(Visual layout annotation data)
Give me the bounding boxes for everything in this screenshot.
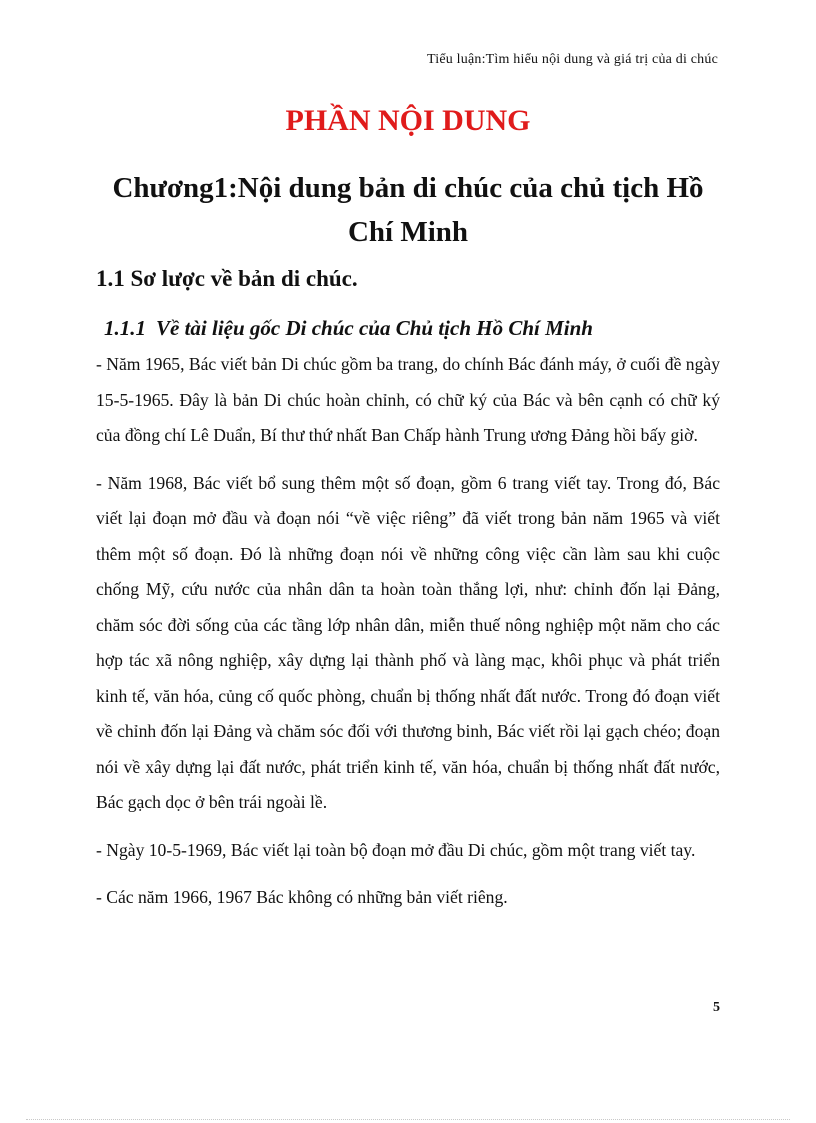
subsection-number: 1.1.1: [104, 316, 146, 340]
running-header: Tiểu luận:Tìm hiểu nội dung và giá trị của di chúc: [427, 52, 718, 67]
subsection-title-text: Về tài liệu gốc Di chúc của Chủ tịch Hồ Chí Minh: [156, 316, 593, 340]
body-text: [96, 347, 720, 928]
page-number: 5: [713, 1000, 720, 1015]
subsection-heading: [104, 316, 593, 341]
section-heading: 1.1 Sơ lược về bản di chúc.: [96, 266, 358, 291]
paragraph-1968: - Năm 1968, Bác viết bổ sung thêm một số đoạn, gồm 6 trang viết tay. Trong đó, Bác viết lại đoạn mở đầu và đoạn nói “về việc riêng” đã viết trong bản năm 1965 và viết thêm một số đoạn. Đó là những đoạn nói về những công việc cần làm sau khi cuộc chống Mỹ, cứu nước của nhân dân ta hoàn toàn thắng lợi, như: chỉnh đốn lại Đảng, chăm sóc đời sống của các tầng lớp nhân dân, miễn thuế nông nghiệp một năm cho các hợp tác xã nông nghiệp, xây dựng lại thành phố và làng mạc, khôi phục và phát triển kinh tế, văn hóa, củng cố quốc phòng, chuẩn bị thống nhất đất nước. Trong đó đoạn viết về chỉnh đốn lại Đảng và chăm sóc đối với thương binh, Bác viết rồi lại gạch chéo; đoạn nói về xây dựng lại đất nước, phát triển kinh tế, văn hóa, chuẩn bị thống nhất đất nước, Bác gạch dọc ở bên trái ngoài lề.: [96, 472, 720, 812]
paragraph-1966-1967: - Các năm 1966, 1967 Bác không có những bản viết riêng.: [96, 887, 508, 907]
page-edge-divider: [26, 1119, 790, 1120]
paragraph-1965: - Năm 1965, Bác viết bản Di chúc gồm ba trang, do chính Bác đánh máy, ở cuối đề ngày 15-5-1965. Đây là bản Di chúc hoàn chỉnh, có chữ ký của Bác và bên cạnh có chữ ký của đồng chí Lê Duẩn, Bí thư thứ nhất Ban Chấp hành Trung ương Đảng hồi bấy giờ.: [96, 354, 720, 445]
part-title: PHẦN NỘI DUNG: [285, 104, 531, 137]
paragraph-1969: - Ngày 10-5-1969, Bác viết lại toàn bộ đoạn mở đầu Di chúc, gồm một trang viết tay.: [96, 839, 696, 860]
chapter-title: Chương1:Nội dung bản di chúc của chủ tịch Hồ Chí Minh: [112, 172, 704, 248]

PROBLEM DESCRIPTION:
Reproduce all of the data above, substituting "text-block" for each occurrence of "paragraph" and changing nothing else. Omit the pictures from your answer.

EXERCISE ANSWER:
Give me the bounding boxes for everything in this screenshot.
subsection-number: 1.1.1: [104, 316, 146, 340]
running-header: Tiểu luận:Tìm hiểu nội dung và giá trị của di chúc: [427, 52, 718, 67]
subsection-title-text: Về tài liệu gốc Di chúc của Chủ tịch Hồ Chí Minh: [156, 316, 593, 340]
body-text: [96, 347, 720, 928]
page-number: 5: [713, 1000, 720, 1015]
subsection-heading: [104, 316, 593, 341]
section-heading: 1.1 Sơ lược về bản di chúc.: [96, 266, 358, 291]
text-block-1968: - Năm 1968, Bác viết bổ sung thêm một số đoạn, gồm 6 trang viết tay. Trong đó, Bác viết lại đoạn mở đầu và đoạn nói “về việc riêng” đã viết trong bản năm 1965 và viết thêm một số đoạn. Đó là những đoạn nói về những công việc cần làm sau khi cuộc chống Mỹ, cứu nước của nhân dân ta hoàn toàn thắng lợi, như: chỉnh đốn lại Đảng, chăm sóc đời sống của các tầng lớp nhân dân, miễn thuế nông nghiệp một năm cho các hợp tác xã nông nghiệp, xây dựng lại thành phố và làng mạc, khôi phục và phát triển kinh tế, văn hóa, củng cố quốc phòng, chuẩn bị thống nhất đất nước. Trong đó đoạn viết về chỉnh đốn lại Đảng và chăm sóc đối với thương binh, Bác viết rồi lại gạch chéo; đoạn nói về xây dựng lại đất nước, phát triển kinh tế, văn hóa, chuẩn bị thống nhất đất nước, Bác gạch dọc ở bên trái ngoài lề.: [96, 472, 720, 812]
text-block-1966-1967: - Các năm 1966, 1967 Bác không có những bản viết riêng.: [96, 887, 508, 907]
page-edge-divider: [26, 1119, 790, 1120]
text-block-1965: - Năm 1965, Bác viết bản Di chúc gồm ba trang, do chính Bác đánh máy, ở cuối đề ngày 15-5-1965. Đây là bản Di chúc hoàn chỉnh, có chữ ký của Bác và bên cạnh có chữ ký của đồng chí Lê Duẩn, Bí thư thứ nhất Ban Chấp hành Trung ương Đảng hồi bấy giờ.: [96, 354, 720, 445]
part-title: PHẦN NỘI DUNG: [285, 104, 531, 137]
text-block-1969: - Ngày 10-5-1969, Bác viết lại toàn bộ đoạn mở đầu Di chúc, gồm một trang viết tay.: [96, 839, 696, 860]
chapter-title: Chương1:Nội dung bản di chúc của chủ tịch Hồ Chí Minh: [112, 172, 704, 248]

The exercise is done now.